Start of Material for this task

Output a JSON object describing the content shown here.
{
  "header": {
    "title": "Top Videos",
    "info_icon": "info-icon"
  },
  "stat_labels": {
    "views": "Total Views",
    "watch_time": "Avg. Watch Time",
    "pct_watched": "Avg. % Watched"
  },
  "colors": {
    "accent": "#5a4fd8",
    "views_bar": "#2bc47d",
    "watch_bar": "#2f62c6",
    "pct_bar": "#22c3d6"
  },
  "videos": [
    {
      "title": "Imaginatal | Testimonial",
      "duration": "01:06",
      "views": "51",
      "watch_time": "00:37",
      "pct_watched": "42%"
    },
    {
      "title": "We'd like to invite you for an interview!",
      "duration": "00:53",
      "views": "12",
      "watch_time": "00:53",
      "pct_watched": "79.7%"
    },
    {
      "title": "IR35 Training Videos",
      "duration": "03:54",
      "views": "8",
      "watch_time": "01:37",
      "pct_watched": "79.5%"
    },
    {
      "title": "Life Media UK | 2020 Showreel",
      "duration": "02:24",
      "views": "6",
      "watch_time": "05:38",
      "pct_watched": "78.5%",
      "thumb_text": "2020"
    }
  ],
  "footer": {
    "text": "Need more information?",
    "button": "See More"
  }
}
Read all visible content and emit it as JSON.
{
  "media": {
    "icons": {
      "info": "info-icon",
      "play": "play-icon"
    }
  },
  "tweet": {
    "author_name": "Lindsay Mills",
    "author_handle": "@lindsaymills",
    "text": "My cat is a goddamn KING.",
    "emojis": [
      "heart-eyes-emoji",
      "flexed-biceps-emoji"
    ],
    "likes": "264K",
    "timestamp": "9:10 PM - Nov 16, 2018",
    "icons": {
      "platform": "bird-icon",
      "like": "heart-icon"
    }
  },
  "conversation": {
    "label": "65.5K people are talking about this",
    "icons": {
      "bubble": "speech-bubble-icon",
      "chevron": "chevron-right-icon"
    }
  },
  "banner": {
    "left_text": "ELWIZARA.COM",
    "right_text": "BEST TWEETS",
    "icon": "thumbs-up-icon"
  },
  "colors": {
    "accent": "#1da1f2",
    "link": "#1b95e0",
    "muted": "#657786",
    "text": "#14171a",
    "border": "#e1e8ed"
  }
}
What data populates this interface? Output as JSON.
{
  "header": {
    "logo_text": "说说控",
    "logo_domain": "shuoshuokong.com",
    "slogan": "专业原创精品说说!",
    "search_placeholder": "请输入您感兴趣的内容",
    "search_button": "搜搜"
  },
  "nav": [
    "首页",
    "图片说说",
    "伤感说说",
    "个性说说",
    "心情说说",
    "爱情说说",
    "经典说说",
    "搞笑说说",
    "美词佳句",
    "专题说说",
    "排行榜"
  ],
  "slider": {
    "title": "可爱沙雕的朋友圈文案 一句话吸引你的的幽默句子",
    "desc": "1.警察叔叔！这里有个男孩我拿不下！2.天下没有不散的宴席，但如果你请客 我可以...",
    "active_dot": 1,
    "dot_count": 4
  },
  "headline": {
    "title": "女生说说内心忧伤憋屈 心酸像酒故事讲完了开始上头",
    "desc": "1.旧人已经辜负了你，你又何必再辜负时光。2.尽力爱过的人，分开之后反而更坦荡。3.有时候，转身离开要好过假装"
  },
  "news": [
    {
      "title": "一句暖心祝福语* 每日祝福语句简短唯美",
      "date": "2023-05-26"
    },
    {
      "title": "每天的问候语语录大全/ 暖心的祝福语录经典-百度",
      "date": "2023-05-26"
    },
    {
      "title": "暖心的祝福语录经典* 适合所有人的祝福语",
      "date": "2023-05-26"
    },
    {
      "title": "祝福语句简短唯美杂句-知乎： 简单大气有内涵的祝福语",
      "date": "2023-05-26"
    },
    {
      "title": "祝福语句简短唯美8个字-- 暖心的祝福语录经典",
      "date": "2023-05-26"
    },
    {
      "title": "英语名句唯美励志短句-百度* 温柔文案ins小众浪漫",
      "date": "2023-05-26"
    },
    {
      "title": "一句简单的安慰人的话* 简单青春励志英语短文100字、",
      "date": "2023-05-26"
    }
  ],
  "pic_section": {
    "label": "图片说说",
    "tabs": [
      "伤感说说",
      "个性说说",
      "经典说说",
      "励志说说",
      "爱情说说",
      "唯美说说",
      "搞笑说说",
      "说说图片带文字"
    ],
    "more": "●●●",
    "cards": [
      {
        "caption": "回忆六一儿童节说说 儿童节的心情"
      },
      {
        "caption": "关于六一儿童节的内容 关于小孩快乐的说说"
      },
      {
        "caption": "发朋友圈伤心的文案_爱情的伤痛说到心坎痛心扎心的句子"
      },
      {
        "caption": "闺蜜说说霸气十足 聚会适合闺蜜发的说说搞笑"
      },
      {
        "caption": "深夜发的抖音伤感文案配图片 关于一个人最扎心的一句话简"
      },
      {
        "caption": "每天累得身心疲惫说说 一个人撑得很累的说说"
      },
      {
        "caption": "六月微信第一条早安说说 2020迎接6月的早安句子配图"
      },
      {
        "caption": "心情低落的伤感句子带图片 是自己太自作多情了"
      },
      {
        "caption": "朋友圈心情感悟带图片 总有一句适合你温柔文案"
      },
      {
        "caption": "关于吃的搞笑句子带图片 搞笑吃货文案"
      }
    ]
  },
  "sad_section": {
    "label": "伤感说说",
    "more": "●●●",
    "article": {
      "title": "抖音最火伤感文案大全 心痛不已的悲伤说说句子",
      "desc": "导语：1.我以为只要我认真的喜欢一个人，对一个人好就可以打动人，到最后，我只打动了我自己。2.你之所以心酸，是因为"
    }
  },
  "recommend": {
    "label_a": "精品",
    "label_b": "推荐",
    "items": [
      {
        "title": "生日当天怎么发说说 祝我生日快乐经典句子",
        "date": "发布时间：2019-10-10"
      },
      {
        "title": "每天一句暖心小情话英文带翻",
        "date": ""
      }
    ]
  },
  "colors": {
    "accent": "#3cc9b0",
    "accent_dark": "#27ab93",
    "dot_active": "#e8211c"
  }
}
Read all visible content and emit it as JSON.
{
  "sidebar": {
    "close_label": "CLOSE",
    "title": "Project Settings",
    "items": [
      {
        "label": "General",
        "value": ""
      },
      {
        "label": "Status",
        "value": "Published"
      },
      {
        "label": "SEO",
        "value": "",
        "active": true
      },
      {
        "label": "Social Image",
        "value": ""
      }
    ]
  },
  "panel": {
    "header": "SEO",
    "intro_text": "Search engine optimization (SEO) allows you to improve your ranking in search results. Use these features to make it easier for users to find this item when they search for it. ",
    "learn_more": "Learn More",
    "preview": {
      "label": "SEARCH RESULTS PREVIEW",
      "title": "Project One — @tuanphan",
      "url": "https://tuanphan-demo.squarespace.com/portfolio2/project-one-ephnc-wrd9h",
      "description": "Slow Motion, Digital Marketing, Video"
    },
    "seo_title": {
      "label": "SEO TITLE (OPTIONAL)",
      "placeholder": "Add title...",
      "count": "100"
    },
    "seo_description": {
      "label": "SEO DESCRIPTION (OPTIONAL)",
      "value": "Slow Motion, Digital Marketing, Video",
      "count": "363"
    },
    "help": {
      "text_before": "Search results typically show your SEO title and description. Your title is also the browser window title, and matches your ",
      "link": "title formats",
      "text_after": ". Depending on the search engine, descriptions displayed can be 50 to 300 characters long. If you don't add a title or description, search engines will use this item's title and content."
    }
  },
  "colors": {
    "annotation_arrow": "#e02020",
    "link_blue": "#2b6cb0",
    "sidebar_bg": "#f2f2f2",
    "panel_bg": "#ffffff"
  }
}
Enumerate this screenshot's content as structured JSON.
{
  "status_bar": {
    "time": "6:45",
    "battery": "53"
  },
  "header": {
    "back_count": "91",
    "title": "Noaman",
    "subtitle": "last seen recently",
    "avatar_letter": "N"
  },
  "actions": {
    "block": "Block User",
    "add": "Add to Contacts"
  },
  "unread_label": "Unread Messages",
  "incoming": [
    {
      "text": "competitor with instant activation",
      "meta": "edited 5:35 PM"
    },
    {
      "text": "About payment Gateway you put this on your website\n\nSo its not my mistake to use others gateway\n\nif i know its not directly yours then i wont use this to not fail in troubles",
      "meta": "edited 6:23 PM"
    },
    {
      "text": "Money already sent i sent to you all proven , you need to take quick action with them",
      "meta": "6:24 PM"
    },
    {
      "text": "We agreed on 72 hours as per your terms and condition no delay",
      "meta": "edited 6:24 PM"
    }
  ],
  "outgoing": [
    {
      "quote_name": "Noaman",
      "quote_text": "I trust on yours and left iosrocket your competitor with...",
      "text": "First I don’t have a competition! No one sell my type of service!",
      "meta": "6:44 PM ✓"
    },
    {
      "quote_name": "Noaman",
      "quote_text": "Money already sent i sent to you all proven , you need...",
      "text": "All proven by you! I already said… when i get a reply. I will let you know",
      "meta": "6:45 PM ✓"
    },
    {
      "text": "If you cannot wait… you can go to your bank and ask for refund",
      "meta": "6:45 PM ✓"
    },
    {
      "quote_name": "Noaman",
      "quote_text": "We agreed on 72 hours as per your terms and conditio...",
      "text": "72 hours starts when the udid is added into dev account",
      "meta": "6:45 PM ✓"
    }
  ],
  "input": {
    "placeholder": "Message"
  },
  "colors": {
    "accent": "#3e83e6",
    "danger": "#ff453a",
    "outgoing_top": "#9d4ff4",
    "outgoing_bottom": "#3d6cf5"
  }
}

End of Material for this task

• **Do this**
Show all lines above holding "yours".

• **Result of the exercise**
      "text": "About payment Gateway you put this on your website\n\nSo its not my mistake to use others gateway\n\nif i know its not directly yours then i wont use this to not fail in troubles",
      "quote_text": "I trust on yours and left iosrocket your competitor with...",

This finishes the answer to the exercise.